◆ Goal
Copy all the entries word for word, but omit the pictures.

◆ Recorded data
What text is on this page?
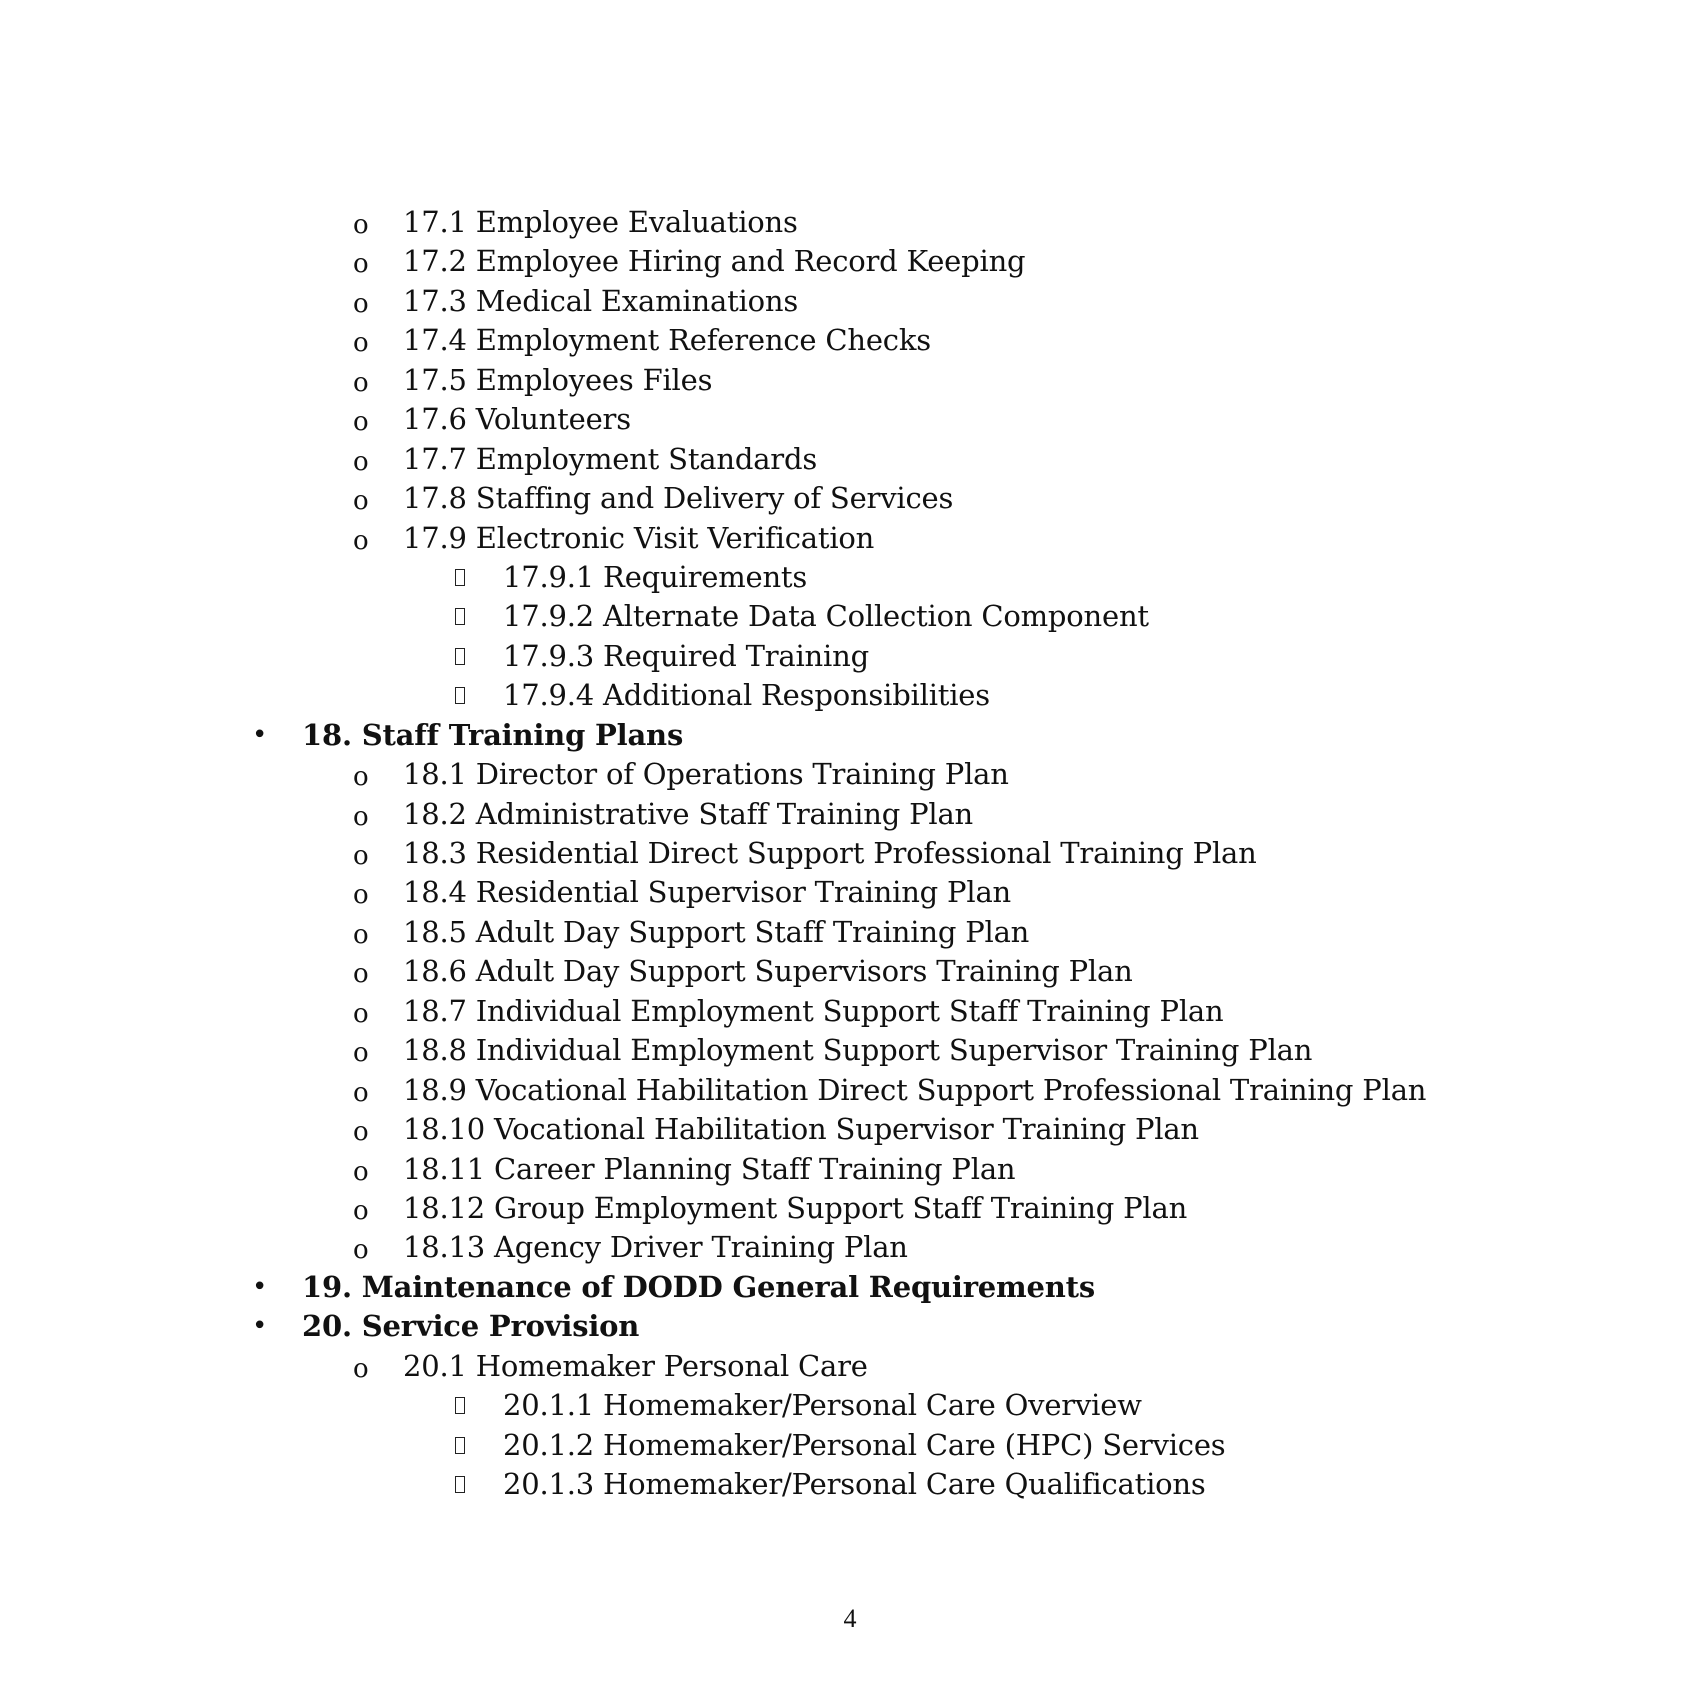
o 17.1 Employee Evaluations
o 17.2 Employee Hiring and Record Keeping
o 17.3 Medical Examinations
o 17.4 Employment Reference Checks
o 17.5 Employees Files
o 17.6 Volunteers
o 17.7 Employment Standards
o 17.8 Staffing and Delivery of Services
o 17.9 Electronic Visit Verification
17.9.1 Requirements
17.9.2 Alternate Data Collection Component
17.9.3 Required Training
17.9.4 Additional Responsibilities
• 18. Staff Training Plans
o 18.1 Director of Operations Training Plan
o 18.2 Administrative Staff Training Plan
o 18.3 Residential Direct Support Professional Training Plan
o 18.4 Residential Supervisor Training Plan
o 18.5 Adult Day Support Staff Training Plan
o 18.6 Adult Day Support Supervisors Training Plan
o 18.7 Individual Employment Support Staff Training Plan
o 18.8 Individual Employment Support Supervisor Training Plan
o 18.9 Vocational Habilitation Direct Support Professional Training Plan
o 18.10 Vocational Habilitation Supervisor Training Plan
o 18.11 Career Planning Staff Training Plan
o 18.12 Group Employment Support Staff Training Plan
o 18.13 Agency Driver Training Plan
• 19. Maintenance of DODD General Requirements
• 20. Service Provision
o 20.1 Homemaker Personal Care
20.1.1 Homemaker/Personal Care Overview
20.1.2 Homemaker/Personal Care (HPC) Services
20.1.3 Homemaker/Personal Care Qualifications
4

◆ Task answer
What text is on this page?
o 17.1 Employee Evaluations
o 17.2 Employee Hiring and Record Keeping
o 17.3 Medical Examinations
o 17.4 Employment Reference Checks
o 17.5 Employees Files
o 17.6 Volunteers
o 17.7 Employment Standards
o 17.8 Staffing and Delivery of Services
o 17.9 Electronic Visit Verification
17.9.1 Requirements
17.9.2 Alternate Data Collection Component
17.9.3 Required Training
17.9.4 Additional Responsibilities
• 18. Staff Training Plans
o 18.1 Director of Operations Training Plan
o 18.2 Administrative Staff Training Plan
o 18.3 Residential Direct Support Professional Training Plan
o 18.4 Residential Supervisor Training Plan
o 18.5 Adult Day Support Staff Training Plan
o 18.6 Adult Day Support Supervisors Training Plan
o 18.7 Individual Employment Support Staff Training Plan
o 18.8 Individual Employment Support Supervisor Training Plan
o 18.9 Vocational Habilitation Direct Support Professional Training Plan
o 18.10 Vocational Habilitation Supervisor Training Plan
o 18.11 Career Planning Staff Training Plan
o 18.12 Group Employment Support Staff Training Plan
o 18.13 Agency Driver Training Plan
• 19. Maintenance of DODD General Requirements
• 20. Service Provision
o 20.1 Homemaker Personal Care
20.1.1 Homemaker/Personal Care Overview
20.1.2 Homemaker/Personal Care (HPC) Services
20.1.3 Homemaker/Personal Care Qualifications
4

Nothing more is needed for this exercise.